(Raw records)
------------------------------------------------------------------------

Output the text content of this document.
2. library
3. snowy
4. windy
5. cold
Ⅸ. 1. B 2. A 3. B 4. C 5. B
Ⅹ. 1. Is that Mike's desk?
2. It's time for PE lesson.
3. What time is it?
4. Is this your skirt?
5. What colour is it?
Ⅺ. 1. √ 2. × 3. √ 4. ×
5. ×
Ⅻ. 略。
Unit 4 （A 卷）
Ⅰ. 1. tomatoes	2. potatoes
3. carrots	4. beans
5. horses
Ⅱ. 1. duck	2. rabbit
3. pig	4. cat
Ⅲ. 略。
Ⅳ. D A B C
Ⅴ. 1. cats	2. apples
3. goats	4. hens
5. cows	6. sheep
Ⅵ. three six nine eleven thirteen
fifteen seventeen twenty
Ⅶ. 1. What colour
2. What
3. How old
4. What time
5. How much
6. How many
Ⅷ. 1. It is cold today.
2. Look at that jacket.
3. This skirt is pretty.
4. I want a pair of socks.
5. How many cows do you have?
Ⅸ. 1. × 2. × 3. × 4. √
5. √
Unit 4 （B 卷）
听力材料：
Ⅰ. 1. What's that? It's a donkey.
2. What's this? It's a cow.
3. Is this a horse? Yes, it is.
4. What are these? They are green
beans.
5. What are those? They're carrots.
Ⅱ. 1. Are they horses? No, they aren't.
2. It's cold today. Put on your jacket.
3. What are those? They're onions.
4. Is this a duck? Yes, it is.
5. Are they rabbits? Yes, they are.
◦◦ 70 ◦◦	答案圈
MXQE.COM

------------------------------------------------------------------------

### [Exercise objective]
Each line of the material should be echoed exactly.

### [Correct answer]
Output the text content of this document.
2. library
3. snowy
4. windy
5. cold
Ⅸ. 1. B 2. A 3. B 4. C 5. B
Ⅹ. 1. Is that Mike's desk?
2. It's time for PE lesson.
3. What time is it?
4. Is this your skirt?
5. What colour is it?
Ⅺ. 1. √ 2. × 3. √ 4. ×
5. ×
Ⅻ. 略。
Unit 4 （A 卷）
Ⅰ. 1. tomatoes	2. potatoes
3. carrots	4. beans
5. horses
Ⅱ. 1. duck	2. rabbit
3. pig	4. cat
Ⅲ. 略。
Ⅳ. D A B C
Ⅴ. 1. cats	2. apples
3. goats	4. hens
5. cows	6. sheep
Ⅵ. three six nine eleven thirteen
fifteen seventeen twenty
Ⅶ. 1. What colour
2. What
3. How old
4. What time
5. How much
6. How many
Ⅷ. 1. It is cold today.
2. Look at that jacket.
3. This skirt is pretty.
4. I want a pair of socks.
5. How many cows do you have?
Ⅸ. 1. × 2. × 3. × 4. √
5. √
Unit 4 （B 卷）
听力材料：
Ⅰ. 1. What's that? It's a donkey.
2. What's this? It's a cow.
3. Is this a horse? Yes, it is.
4. What are these? They are green
beans.
5. What are those? They're carrots.
Ⅱ. 1. Are they horses? No, they aren't.
2. It's cold today. Put on your jacket.
3. What are those? They're onions.
4. Is this a duck? Yes, it is.
5. Are they rabbits? Yes, they are.
◦◦ 70 ◦◦	答案圈
MXQE.COM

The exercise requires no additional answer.